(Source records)
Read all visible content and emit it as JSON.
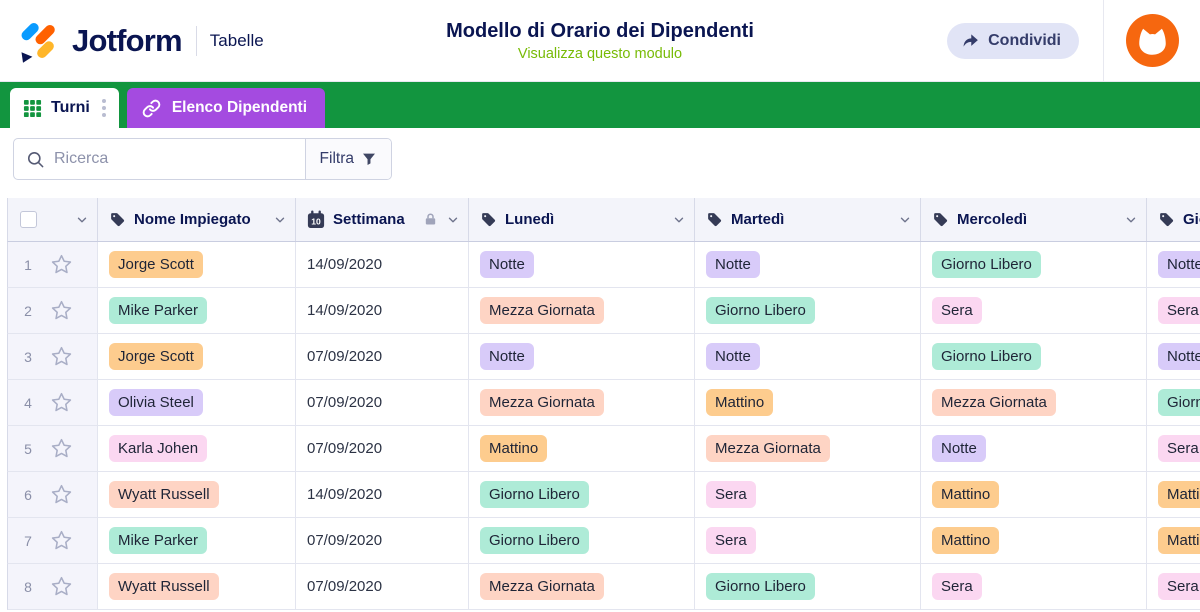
{
  "brand": {
    "name": "Jotform",
    "product": "Tabelle"
  },
  "header": {
    "title": "Modello di Orario dei Dipendenti",
    "subtitle": "Visualizza questo modulo",
    "share_label": "Condividi"
  },
  "tabs": [
    {
      "label": "Turni",
      "active": true
    },
    {
      "label": "Elenco Dipendenti",
      "active": false
    }
  ],
  "toolbar": {
    "search_placeholder": "Ricerca",
    "filter_label": "Filtra"
  },
  "colors": {
    "green_bar": "#12953f",
    "tab_purple": "#a44be0",
    "navy": "#0a1551",
    "subtitle_green": "#78bb07",
    "avatar_orange": "#f6670f",
    "logo_blue": "#0a9bff",
    "logo_orange": "#ff6100",
    "logo_amber": "#ffb629"
  },
  "badge_colors": {
    "orange": "#fdcc8e",
    "mint": "#aeebd7",
    "purple": "#d8cbf9",
    "pink": "#fbd7f1",
    "salmon": "#fed4c4"
  },
  "table": {
    "columns": [
      {
        "label": "Nome Impiegato",
        "icon": "tag"
      },
      {
        "label": "Settimana",
        "icon": "calendar",
        "locked": true
      },
      {
        "label": "Lunedì",
        "icon": "tag"
      },
      {
        "label": "Martedì",
        "icon": "tag"
      },
      {
        "label": "Mercoledì",
        "icon": "tag"
      },
      {
        "label": "Giovedì",
        "icon": "tag"
      }
    ],
    "rows": [
      {
        "num": "1",
        "name": {
          "text": "Jorge Scott",
          "color": "orange"
        },
        "week": "14/09/2020",
        "mon": {
          "text": "Notte",
          "color": "purple"
        },
        "tue": {
          "text": "Notte",
          "color": "purple"
        },
        "wed": {
          "text": "Giorno Libero",
          "color": "mint"
        },
        "thu": {
          "text": "Notte",
          "color": "purple"
        }
      },
      {
        "num": "2",
        "name": {
          "text": "Mike Parker",
          "color": "mint"
        },
        "week": "14/09/2020",
        "mon": {
          "text": "Mezza Giornata",
          "color": "salmon"
        },
        "tue": {
          "text": "Giorno Libero",
          "color": "mint"
        },
        "wed": {
          "text": "Sera",
          "color": "pink"
        },
        "thu": {
          "text": "Sera",
          "color": "pink"
        }
      },
      {
        "num": "3",
        "name": {
          "text": "Jorge Scott",
          "color": "orange"
        },
        "week": "07/09/2020",
        "mon": {
          "text": "Notte",
          "color": "purple"
        },
        "tue": {
          "text": "Notte",
          "color": "purple"
        },
        "wed": {
          "text": "Giorno Libero",
          "color": "mint"
        },
        "thu": {
          "text": "Notte",
          "color": "purple"
        }
      },
      {
        "num": "4",
        "name": {
          "text": "Olivia Steel",
          "color": "purple"
        },
        "week": "07/09/2020",
        "mon": {
          "text": "Mezza Giornata",
          "color": "salmon"
        },
        "tue": {
          "text": "Mattino",
          "color": "orange"
        },
        "wed": {
          "text": "Mezza Giornata",
          "color": "salmon"
        },
        "thu": {
          "text": "Giorno Libero",
          "color": "mint"
        }
      },
      {
        "num": "5",
        "name": {
          "text": "Karla Johen",
          "color": "pink"
        },
        "week": "07/09/2020",
        "mon": {
          "text": "Mattino",
          "color": "orange"
        },
        "tue": {
          "text": "Mezza Giornata",
          "color": "salmon"
        },
        "wed": {
          "text": "Notte",
          "color": "purple"
        },
        "thu": {
          "text": "Sera",
          "color": "pink"
        }
      },
      {
        "num": "6",
        "name": {
          "text": "Wyatt Russell",
          "color": "salmon"
        },
        "week": "14/09/2020",
        "mon": {
          "text": "Giorno Libero",
          "color": "mint"
        },
        "tue": {
          "text": "Sera",
          "color": "pink"
        },
        "wed": {
          "text": "Mattino",
          "color": "orange"
        },
        "thu": {
          "text": "Mattino",
          "color": "orange"
        }
      },
      {
        "num": "7",
        "name": {
          "text": "Mike Parker",
          "color": "mint"
        },
        "week": "07/09/2020",
        "mon": {
          "text": "Giorno Libero",
          "color": "mint"
        },
        "tue": {
          "text": "Sera",
          "color": "pink"
        },
        "wed": {
          "text": "Mattino",
          "color": "orange"
        },
        "thu": {
          "text": "Mattino",
          "color": "orange"
        }
      },
      {
        "num": "8",
        "name": {
          "text": "Wyatt Russell",
          "color": "salmon"
        },
        "week": "07/09/2020",
        "mon": {
          "text": "Mezza Giornata",
          "color": "salmon"
        },
        "tue": {
          "text": "Giorno Libero",
          "color": "mint"
        },
        "wed": {
          "text": "Sera",
          "color": "pink"
        },
        "thu": {
          "text": "Sera",
          "color": "pink"
        }
      }
    ]
  }
}
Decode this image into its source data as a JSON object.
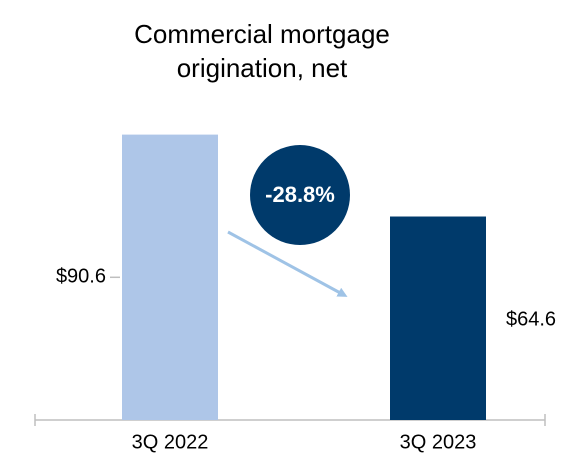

WHAT TO WORK ON ->
Your task is to repeat the material above exactly, without its pictures.

COMPLETED EXERCISE ->
Read all visible content and emit it as JSON.
{
  "brand": {
    "name": "Jotform",
    "product": "Tabelle"
  },
  "header": {
    "title": "Modello di Orario dei Dipendenti",
    "subtitle": "Visualizza questo modulo",
    "share_label": "Condividi"
  },
  "tabs": [
    {
      "label": "Turni",
      "active": true
    },
    {
      "label": "Elenco Dipendenti",
      "active": false
    }
  ],
  "toolbar": {
    "search_placeholder": "Ricerca",
    "filter_label": "Filtra"
  },
  "colors": {
    "green_bar": "#12953f",
    "tab_purple": "#a44be0",
    "navy": "#0a1551",
    "subtitle_green": "#78bb07",
    "avatar_orange": "#f6670f",
    "logo_blue": "#0a9bff",
    "logo_orange": "#ff6100",
    "logo_amber": "#ffb629"
  },
  "badge_colors": {
    "orange": "#fdcc8e",
    "mint": "#aeebd7",
    "purple": "#d8cbf9",
    "pink": "#fbd7f1",
    "salmon": "#fed4c4"
  },
  "table": {
    "columns": [
      {
        "label": "Nome Impiegato",
        "icon": "tag"
      },
      {
        "label": "Settimana",
        "icon": "calendar",
        "locked": true
      },
      {
        "label": "Lunedì",
        "icon": "tag"
      },
      {
        "label": "Martedì",
        "icon": "tag"
      },
      {
        "label": "Mercoledì",
        "icon": "tag"
      },
      {
        "label": "Giovedì",
        "icon": "tag"
      }
    ],
    "rows": [
      {
        "num": "1",
        "name": {
          "text": "Jorge Scott",
          "color": "orange"
        },
        "week": "14/09/2020",
        "mon": {
          "text": "Notte",
          "color": "purple"
        },
        "tue": {
          "text": "Notte",
          "color": "purple"
        },
        "wed": {
          "text": "Giorno Libero",
          "color": "mint"
        },
        "thu": {
          "text": "Notte",
          "color": "purple"
        }
      },
      {
        "num": "2",
        "name": {
          "text": "Mike Parker",
          "color": "mint"
        },
        "week": "14/09/2020",
        "mon": {
          "text": "Mezza Giornata",
          "color": "salmon"
        },
        "tue": {
          "text": "Giorno Libero",
          "color": "mint"
        },
        "wed": {
          "text": "Sera",
          "color": "pink"
        },
        "thu": {
          "text": "Sera",
          "color": "pink"
        }
      },
      {
        "num": "3",
        "name": {
          "text": "Jorge Scott",
          "color": "orange"
        },
        "week": "07/09/2020",
        "mon": {
          "text": "Notte",
          "color": "purple"
        },
        "tue": {
          "text": "Notte",
          "color": "purple"
        },
        "wed": {
          "text": "Giorno Libero",
          "color": "mint"
        },
        "thu": {
          "text": "Notte",
          "color": "purple"
        }
      },
      {
        "num": "4",
        "name": {
          "text": "Olivia Steel",
          "color": "purple"
        },
        "week": "07/09/2020",
        "mon": {
          "text": "Mezza Giornata",
          "color": "salmon"
        },
        "tue": {
          "text": "Mattino",
          "color": "orange"
        },
        "wed": {
          "text": "Mezza Giornata",
          "color": "salmon"
        },
        "thu": {
          "text": "Giorno Libero",
          "color": "mint"
        }
      },
      {
        "num": "5",
        "name": {
          "text": "Karla Johen",
          "color": "pink"
        },
        "week": "07/09/2020",
        "mon": {
          "text": "Mattino",
          "color": "orange"
        },
        "tue": {
          "text": "Mezza Giornata",
          "color": "salmon"
        },
        "wed": {
          "text": "Notte",
          "color": "purple"
        },
        "thu": {
          "text": "Sera",
          "color": "pink"
        }
      },
      {
        "num": "6",
        "name": {
          "text": "Wyatt Russell",
          "color": "salmon"
        },
        "week": "14/09/2020",
        "mon": {
          "text": "Giorno Libero",
          "color": "mint"
        },
        "tue": {
          "text": "Sera",
          "color": "pink"
        },
        "wed": {
          "text": "Mattino",
          "color": "orange"
        },
        "thu": {
          "text": "Mattino",
          "color": "orange"
        }
      },
      {
        "num": "7",
        "name": {
          "text": "Mike Parker",
          "color": "mint"
        },
        "week": "07/09/2020",
        "mon": {
          "text": "Giorno Libero",
          "color": "mint"
        },
        "tue": {
          "text": "Sera",
          "color": "pink"
        },
        "wed": {
          "text": "Mattino",
          "color": "orange"
        },
        "thu": {
          "text": "Mattino",
          "color": "orange"
        }
      },
      {
        "num": "8",
        "name": {
          "text": "Wyatt Russell",
          "color": "salmon"
        },
        "week": "07/09/2020",
        "mon": {
          "text": "Mezza Giornata",
          "color": "salmon"
        },
        "tue": {
          "text": "Giorno Libero",
          "color": "mint"
        },
        "wed": {
          "text": "Sera",
          "color": "pink"
        },
        "thu": {
          "text": "Sera",
          "color": "pink"
        }
      }
    ]
  }
}
Decode this image into its source data as a JSON object.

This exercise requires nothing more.